WHAT YOU HAVE TO DO
Reproduce every item below word for word, leaving out the pictures.

RECORD EXTRACTS
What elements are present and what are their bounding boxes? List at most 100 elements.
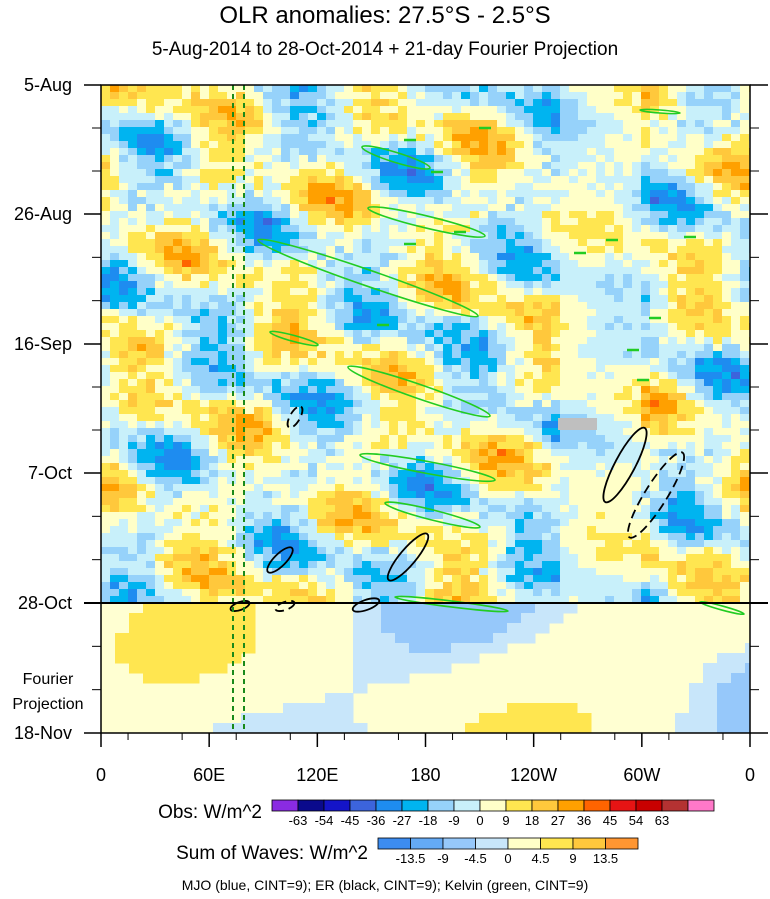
obs-cell [461, 309, 471, 317]
obs-cell [569, 176, 579, 184]
obs-cell [119, 267, 129, 275]
obs-cell [524, 470, 534, 478]
obs-cell [587, 344, 597, 352]
obs-cell [326, 260, 336, 268]
obs-cell [254, 400, 264, 408]
obs-cell [164, 505, 174, 513]
obs-cell [164, 533, 174, 541]
obs-cell [506, 302, 516, 310]
obs-cell [209, 113, 219, 121]
obs-cell [479, 253, 489, 261]
obs-cell [155, 316, 165, 324]
obs-cell [551, 148, 561, 156]
obs-cell [686, 134, 696, 142]
obs-cell [506, 351, 516, 359]
obs-cell [542, 498, 552, 506]
obs-cell [587, 533, 597, 541]
obs-cell [281, 449, 291, 457]
obs-cell [218, 267, 228, 275]
obs-cell [713, 246, 723, 254]
obs-cell [236, 463, 246, 471]
obs-cell [263, 463, 273, 471]
obs-cell [677, 330, 687, 338]
obs-cell [209, 232, 219, 240]
obs-cell [335, 442, 345, 450]
obs-cell [101, 498, 111, 506]
obs-cell [209, 337, 219, 345]
obs-cell [182, 134, 192, 142]
obs-cell [650, 232, 660, 240]
obs-cell [560, 309, 570, 317]
obs-cell [200, 176, 210, 184]
obs-cell [740, 540, 750, 548]
obs-cell [299, 127, 309, 135]
obs-cell [704, 470, 714, 478]
obs-cell [452, 260, 462, 268]
obs-cell [623, 449, 633, 457]
obs-cell [398, 323, 408, 331]
obs-cell [488, 512, 498, 520]
obs-cell [209, 365, 219, 373]
obs-cell [731, 512, 741, 520]
obs-cell [605, 169, 615, 177]
obs-cell [398, 484, 408, 492]
obs-cell [569, 295, 579, 303]
obs-cell [461, 113, 471, 121]
obs-cell [236, 267, 246, 275]
obs-cell [542, 85, 552, 93]
obs-cell [128, 414, 138, 422]
obs-cell [389, 190, 399, 198]
obs-cell [236, 351, 246, 359]
obs-cell [722, 267, 732, 275]
obs-cell [614, 470, 624, 478]
obs-cell [686, 372, 696, 380]
obs-cell [461, 169, 471, 177]
obs-cell [416, 540, 426, 548]
obs-cell [470, 358, 480, 366]
obs-cell [686, 456, 696, 464]
obs-cell [137, 533, 147, 541]
obs-cell [551, 211, 561, 219]
obs-cell [164, 85, 174, 93]
obs-cell [551, 239, 561, 247]
obs-cell [713, 491, 723, 499]
obs-cell [479, 540, 489, 548]
obs-cell [371, 239, 381, 247]
obs-cell [677, 225, 687, 233]
obs-cell [155, 218, 165, 226]
obs-cell [173, 134, 183, 142]
obs-cell [272, 484, 282, 492]
obs-cell [128, 197, 138, 205]
obs-cell [497, 435, 507, 443]
obs-cell [290, 547, 300, 555]
obs-cell [470, 421, 480, 429]
obs-cell [614, 246, 624, 254]
obs-cell [353, 386, 363, 394]
obs-cell [290, 477, 300, 485]
obs-cell [164, 435, 174, 443]
obs-cell [659, 190, 669, 198]
obs-cell [200, 225, 210, 233]
obs-cell [596, 267, 606, 275]
obs-cell [200, 288, 210, 296]
obs-cell [200, 85, 210, 93]
obs-cell [560, 498, 570, 506]
obs-cell [236, 547, 246, 555]
obs-cell [281, 176, 291, 184]
obs-cell [362, 547, 372, 555]
obs-cell [587, 442, 597, 450]
obs-cell [551, 281, 561, 289]
obs-cell [173, 393, 183, 401]
obs-cell [668, 421, 678, 429]
obs-cell [290, 316, 300, 324]
obs-cell [200, 540, 210, 548]
obs-cell [308, 442, 318, 450]
obs-cell [110, 484, 120, 492]
obs-cell [200, 99, 210, 107]
obs-cell [569, 218, 579, 226]
obs-cell [173, 519, 183, 527]
obs-cell [713, 253, 723, 261]
obs-cell [362, 127, 372, 135]
obs-cell [542, 141, 552, 149]
obs-cell [578, 379, 588, 387]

SOLUTION
What elements are present and what are their bounding boxes? List at most 100 elements.
obs-cell [461, 309, 471, 317]
obs-cell [569, 176, 579, 184]
obs-cell [119, 267, 129, 275]
obs-cell [524, 470, 534, 478]
obs-cell [587, 344, 597, 352]
obs-cell [326, 260, 336, 268]
obs-cell [254, 400, 264, 408]
obs-cell [164, 505, 174, 513]
obs-cell [164, 533, 174, 541]
obs-cell [506, 302, 516, 310]
obs-cell [209, 113, 219, 121]
obs-cell [479, 253, 489, 261]
obs-cell [155, 316, 165, 324]
obs-cell [551, 148, 561, 156]
obs-cell [686, 134, 696, 142]
obs-cell [506, 351, 516, 359]
obs-cell [542, 498, 552, 506]
obs-cell [587, 533, 597, 541]
obs-cell [281, 449, 291, 457]
obs-cell [218, 267, 228, 275]
obs-cell [713, 246, 723, 254]
obs-cell [236, 463, 246, 471]
obs-cell [263, 463, 273, 471]
obs-cell [677, 330, 687, 338]
obs-cell [209, 232, 219, 240]
obs-cell [335, 442, 345, 450]
obs-cell [101, 498, 111, 506]
obs-cell [209, 337, 219, 345]
obs-cell [182, 134, 192, 142]
obs-cell [650, 232, 660, 240]
obs-cell [560, 309, 570, 317]
obs-cell [200, 176, 210, 184]
obs-cell [740, 540, 750, 548]
obs-cell [299, 127, 309, 135]
obs-cell [704, 470, 714, 478]
obs-cell [452, 260, 462, 268]
obs-cell [623, 449, 633, 457]
obs-cell [398, 323, 408, 331]
obs-cell [488, 512, 498, 520]
obs-cell [209, 365, 219, 373]
obs-cell [731, 512, 741, 520]
obs-cell [605, 169, 615, 177]
obs-cell [398, 484, 408, 492]
obs-cell [569, 295, 579, 303]
obs-cell [461, 113, 471, 121]
obs-cell [236, 267, 246, 275]
obs-cell [542, 85, 552, 93]
obs-cell [128, 414, 138, 422]
obs-cell [389, 190, 399, 198]
obs-cell [236, 351, 246, 359]
obs-cell [722, 267, 732, 275]
obs-cell [614, 470, 624, 478]
obs-cell [686, 372, 696, 380]
obs-cell [461, 169, 471, 177]
obs-cell [416, 540, 426, 548]
obs-cell [470, 358, 480, 366]
obs-cell [686, 456, 696, 464]
obs-cell [137, 533, 147, 541]
obs-cell [551, 211, 561, 219]
obs-cell [164, 85, 174, 93]
obs-cell [551, 239, 561, 247]
obs-cell [713, 491, 723, 499]
obs-cell [479, 540, 489, 548]
obs-cell [371, 239, 381, 247]
obs-cell [677, 225, 687, 233]
obs-cell [155, 218, 165, 226]
obs-cell [173, 134, 183, 142]
obs-cell [272, 484, 282, 492]
obs-cell [128, 197, 138, 205]
obs-cell [497, 435, 507, 443]
obs-cell [290, 547, 300, 555]
obs-cell [470, 421, 480, 429]
obs-cell [614, 246, 624, 254]
obs-cell [353, 386, 363, 394]
obs-cell [290, 477, 300, 485]
obs-cell [164, 435, 174, 443]
obs-cell [659, 190, 669, 198]
obs-cell [200, 225, 210, 233]
obs-cell [596, 267, 606, 275]
obs-cell [200, 288, 210, 296]
obs-cell [200, 85, 210, 93]
obs-cell [560, 498, 570, 506]
obs-cell [236, 547, 246, 555]
obs-cell [281, 176, 291, 184]
obs-cell [362, 547, 372, 555]
obs-cell [587, 442, 597, 450]
obs-cell [551, 281, 561, 289]
obs-cell [173, 393, 183, 401]
obs-cell [668, 421, 678, 429]
obs-cell [290, 316, 300, 324]
obs-cell [200, 540, 210, 548]
obs-cell [308, 442, 318, 450]
obs-cell [110, 484, 120, 492]
obs-cell [200, 99, 210, 107]
obs-cell [569, 218, 579, 226]
obs-cell [173, 519, 183, 527]
obs-cell [713, 253, 723, 261]
obs-cell [362, 127, 372, 135]
obs-cell [542, 141, 552, 149]
obs-cell [578, 379, 588, 387]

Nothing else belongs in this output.